» Data supplied:
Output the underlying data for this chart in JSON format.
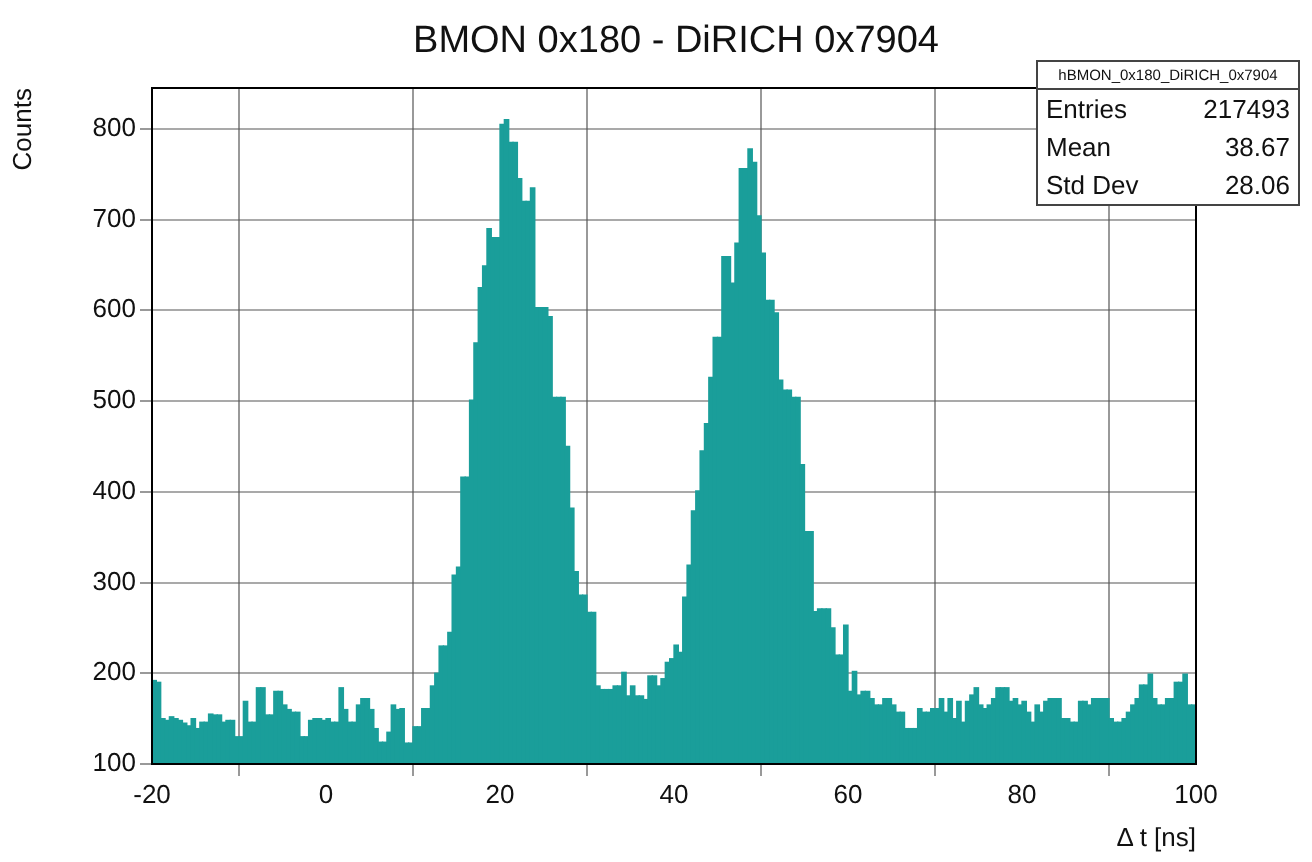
{
  "chart_data": {
    "type": "histogram",
    "title": "BMON 0x180 - DiRICH 0x7904",
    "xlabel": "Δ t [ns]",
    "ylabel": "Counts",
    "bins": [
      -20,
      -19.5,
      -19,
      -18.5,
      -18,
      -17.5,
      -17,
      -16.5,
      -16,
      -15.5,
      -15,
      -14.5,
      -14,
      -13.5,
      -13,
      -12.5,
      -12,
      -11.5,
      -11,
      -10.5,
      -10,
      -9.5,
      -9,
      -8.5,
      -8,
      -7.5,
      -7,
      -6.5,
      -6,
      -5.5,
      -5,
      -4.5,
      -4,
      -3.5,
      -3,
      -2.5,
      -2,
      -1.5,
      -1,
      -0.5,
      0,
      0.5,
      1,
      1.5,
      2,
      2.5,
      3,
      3.5,
      4,
      4.5,
      5,
      5.5,
      6,
      6.5,
      7,
      7.5,
      8,
      8.5,
      9,
      9.5,
      10,
      10.5,
      11,
      11.5,
      12,
      12.5,
      13,
      13.5,
      14,
      14.5,
      15,
      15.5,
      16,
      16.5,
      17,
      17.5,
      18,
      18.5,
      19,
      19.5,
      20,
      20.5,
      21,
      21.5,
      22,
      22.5,
      23,
      23.5,
      24,
      24.5,
      25,
      25.5,
      26,
      26.5,
      27,
      27.5,
      28,
      28.5,
      29,
      29.5,
      30,
      30.5,
      31,
      31.5,
      32,
      32.5,
      33,
      33.5,
      34,
      34.5,
      35,
      35.5,
      36,
      36.5,
      37,
      37.5,
      38,
      38.5,
      39,
      39.5,
      40,
      40.5,
      41,
      41.5,
      42,
      42.5,
      43,
      43.5,
      44,
      44.5,
      45,
      45.5,
      46,
      46.5,
      47,
      47.5,
      48,
      48.5,
      49,
      49.5,
      50,
      50.5,
      51,
      51.5,
      52,
      52.5,
      53,
      53.5,
      54,
      54.5,
      55,
      55.5,
      56,
      56.5,
      57,
      57.5,
      58,
      58.5,
      59,
      59.5,
      60,
      60.5,
      61,
      61.5,
      62,
      62.5,
      63,
      63.5,
      64,
      64.5,
      65,
      65.5,
      66,
      66.5,
      67,
      67.5,
      68,
      68.5,
      69,
      69.5,
      70,
      70.5,
      71,
      71.5,
      72,
      72.5,
      73,
      73.5,
      74,
      74.5,
      75,
      75.5,
      76,
      76.5,
      77,
      77.5,
      78,
      78.5,
      79,
      79.5,
      80,
      80.5,
      81,
      81.5,
      82,
      82.5,
      83,
      83.5,
      84,
      84.5,
      85,
      85.5,
      86,
      86.5,
      87,
      87.5,
      88,
      88.5,
      89,
      89.5,
      90,
      90.5,
      91,
      91.5,
      92,
      92.5,
      93,
      93.5,
      94,
      94.5,
      95,
      95.5,
      96,
      96.5,
      97,
      97.5,
      98,
      98.5,
      99,
      99.5,
      100
    ],
    "values": [
      192,
      190,
      150,
      148,
      152,
      150,
      148,
      145,
      142,
      150,
      139,
      146,
      146,
      155,
      154,
      154,
      146,
      148,
      148,
      130,
      130,
      169,
      146,
      146,
      184,
      184,
      154,
      154,
      180,
      180,
      165,
      160,
      157,
      157,
      130,
      130,
      148,
      150,
      150,
      148,
      150,
      146,
      146,
      184,
      160,
      146,
      146,
      165,
      172,
      172,
      160,
      139,
      124,
      124,
      135,
      165,
      160,
      161,
      123,
      123,
      141,
      141,
      161,
      161,
      186,
      200,
      230,
      230,
      245,
      308,
      317,
      416,
      416,
      501,
      564,
      625,
      649,
      690,
      680,
      680,
      805,
      810,
      785,
      785,
      745,
      720,
      720,
      735,
      603,
      603,
      603,
      593,
      504,
      504,
      504,
      450,
      382,
      312,
      286,
      286,
      267,
      267,
      186,
      182,
      182,
      182,
      186,
      186,
      201,
      175,
      186,
      175,
      175,
      171,
      197,
      197,
      186,
      194,
      212,
      216,
      231,
      223,
      284,
      319,
      379,
      401,
      445,
      475,
      526,
      570,
      570,
      659,
      659,
      630,
      674,
      756,
      756,
      778,
      763,
      704,
      663,
      611,
      611,
      597,
      523,
      512,
      512,
      504,
      504,
      430,
      356,
      356,
      268,
      271,
      271,
      271,
      250,
      220,
      220,
      253,
      180,
      202,
      176,
      180,
      180,
      172,
      165,
      165,
      172,
      172,
      165,
      157,
      157,
      139,
      139,
      139,
      161,
      157,
      157,
      161,
      161,
      172,
      157,
      172,
      150,
      169,
      146,
      169,
      176,
      184,
      165,
      161,
      165,
      172,
      184,
      184,
      184,
      169,
      172,
      165,
      169,
      157,
      146,
      165,
      157,
      169,
      172,
      172,
      172,
      150,
      150,
      146,
      146,
      169,
      169,
      165,
      172,
      172,
      172,
      172,
      150,
      146,
      146,
      150,
      157,
      165,
      172,
      187,
      187,
      199,
      172,
      165,
      165,
      172,
      172,
      190,
      190,
      199,
      165,
      165
    ],
    "color": "#1a9e9a",
    "xlim": [
      -20,
      100
    ],
    "xticks": [
      -20,
      0,
      20,
      40,
      60,
      80,
      100
    ],
    "ylim": [
      100,
      845
    ],
    "yticks": [
      100,
      200,
      300,
      400,
      500,
      600,
      700,
      800
    ],
    "grid": true,
    "annotations": [
      "hBMON_0x180_DiRICH_0x7904",
      "Entries",
      "217493",
      "Mean",
      "38.67",
      "Std Dev",
      "28.06"
    ]
  }
}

» Stated exercise: Quote everything in the listing above exactly; pictures are the only thing to omit.

» Response for this exercise:
Output the underlying data for this chart in JSON format.
{
  "chart_data": {
    "type": "histogram",
    "title": "BMON 0x180 - DiRICH 0x7904",
    "xlabel": "Δ t [ns]",
    "ylabel": "Counts",
    "bins": [
      -20,
      -19.5,
      -19,
      -18.5,
      -18,
      -17.5,
      -17,
      -16.5,
      -16,
      -15.5,
      -15,
      -14.5,
      -14,
      -13.5,
      -13,
      -12.5,
      -12,
      -11.5,
      -11,
      -10.5,
      -10,
      -9.5,
      -9,
      -8.5,
      -8,
      -7.5,
      -7,
      -6.5,
      -6,
      -5.5,
      -5,
      -4.5,
      -4,
      -3.5,
      -3,
      -2.5,
      -2,
      -1.5,
      -1,
      -0.5,
      0,
      0.5,
      1,
      1.5,
      2,
      2.5,
      3,
      3.5,
      4,
      4.5,
      5,
      5.5,
      6,
      6.5,
      7,
      7.5,
      8,
      8.5,
      9,
      9.5,
      10,
      10.5,
      11,
      11.5,
      12,
      12.5,
      13,
      13.5,
      14,
      14.5,
      15,
      15.5,
      16,
      16.5,
      17,
      17.5,
      18,
      18.5,
      19,
      19.5,
      20,
      20.5,
      21,
      21.5,
      22,
      22.5,
      23,
      23.5,
      24,
      24.5,
      25,
      25.5,
      26,
      26.5,
      27,
      27.5,
      28,
      28.5,
      29,
      29.5,
      30,
      30.5,
      31,
      31.5,
      32,
      32.5,
      33,
      33.5,
      34,
      34.5,
      35,
      35.5,
      36,
      36.5,
      37,
      37.5,
      38,
      38.5,
      39,
      39.5,
      40,
      40.5,
      41,
      41.5,
      42,
      42.5,
      43,
      43.5,
      44,
      44.5,
      45,
      45.5,
      46,
      46.5,
      47,
      47.5,
      48,
      48.5,
      49,
      49.5,
      50,
      50.5,
      51,
      51.5,
      52,
      52.5,
      53,
      53.5,
      54,
      54.5,
      55,
      55.5,
      56,
      56.5,
      57,
      57.5,
      58,
      58.5,
      59,
      59.5,
      60,
      60.5,
      61,
      61.5,
      62,
      62.5,
      63,
      63.5,
      64,
      64.5,
      65,
      65.5,
      66,
      66.5,
      67,
      67.5,
      68,
      68.5,
      69,
      69.5,
      70,
      70.5,
      71,
      71.5,
      72,
      72.5,
      73,
      73.5,
      74,
      74.5,
      75,
      75.5,
      76,
      76.5,
      77,
      77.5,
      78,
      78.5,
      79,
      79.5,
      80,
      80.5,
      81,
      81.5,
      82,
      82.5,
      83,
      83.5,
      84,
      84.5,
      85,
      85.5,
      86,
      86.5,
      87,
      87.5,
      88,
      88.5,
      89,
      89.5,
      90,
      90.5,
      91,
      91.5,
      92,
      92.5,
      93,
      93.5,
      94,
      94.5,
      95,
      95.5,
      96,
      96.5,
      97,
      97.5,
      98,
      98.5,
      99,
      99.5,
      100
    ],
    "values": [
      192,
      190,
      150,
      148,
      152,
      150,
      148,
      145,
      142,
      150,
      139,
      146,
      146,
      155,
      154,
      154,
      146,
      148,
      148,
      130,
      130,
      169,
      146,
      146,
      184,
      184,
      154,
      154,
      180,
      180,
      165,
      160,
      157,
      157,
      130,
      130,
      148,
      150,
      150,
      148,
      150,
      146,
      146,
      184,
      160,
      146,
      146,
      165,
      172,
      172,
      160,
      139,
      124,
      124,
      135,
      165,
      160,
      161,
      123,
      123,
      141,
      141,
      161,
      161,
      186,
      200,
      230,
      230,
      245,
      308,
      317,
      416,
      416,
      501,
      564,
      625,
      649,
      690,
      680,
      680,
      805,
      810,
      785,
      785,
      745,
      720,
      720,
      735,
      603,
      603,
      603,
      593,
      504,
      504,
      504,
      450,
      382,
      312,
      286,
      286,
      267,
      267,
      186,
      182,
      182,
      182,
      186,
      186,
      201,
      175,
      186,
      175,
      175,
      171,
      197,
      197,
      186,
      194,
      212,
      216,
      231,
      223,
      284,
      319,
      379,
      401,
      445,
      475,
      526,
      570,
      570,
      659,
      659,
      630,
      674,
      756,
      756,
      778,
      763,
      704,
      663,
      611,
      611,
      597,
      523,
      512,
      512,
      504,
      504,
      430,
      356,
      356,
      268,
      271,
      271,
      271,
      250,
      220,
      220,
      253,
      180,
      202,
      176,
      180,
      180,
      172,
      165,
      165,
      172,
      172,
      165,
      157,
      157,
      139,
      139,
      139,
      161,
      157,
      157,
      161,
      161,
      172,
      157,
      172,
      150,
      169,
      146,
      169,
      176,
      184,
      165,
      161,
      165,
      172,
      184,
      184,
      184,
      169,
      172,
      165,
      169,
      157,
      146,
      165,
      157,
      169,
      172,
      172,
      172,
      150,
      150,
      146,
      146,
      169,
      169,
      165,
      172,
      172,
      172,
      172,
      150,
      146,
      146,
      150,
      157,
      165,
      172,
      187,
      187,
      199,
      172,
      165,
      165,
      172,
      172,
      190,
      190,
      199,
      165,
      165
    ],
    "color": "#1a9e9a",
    "xlim": [
      -20,
      100
    ],
    "xticks": [
      -20,
      0,
      20,
      40,
      60,
      80,
      100
    ],
    "ylim": [
      100,
      845
    ],
    "yticks": [
      100,
      200,
      300,
      400,
      500,
      600,
      700,
      800
    ],
    "grid": true,
    "annotations": [
      "hBMON_0x180_DiRICH_0x7904",
      "Entries",
      "217493",
      "Mean",
      "38.67",
      "Std Dev",
      "28.06"
    ]
  }
}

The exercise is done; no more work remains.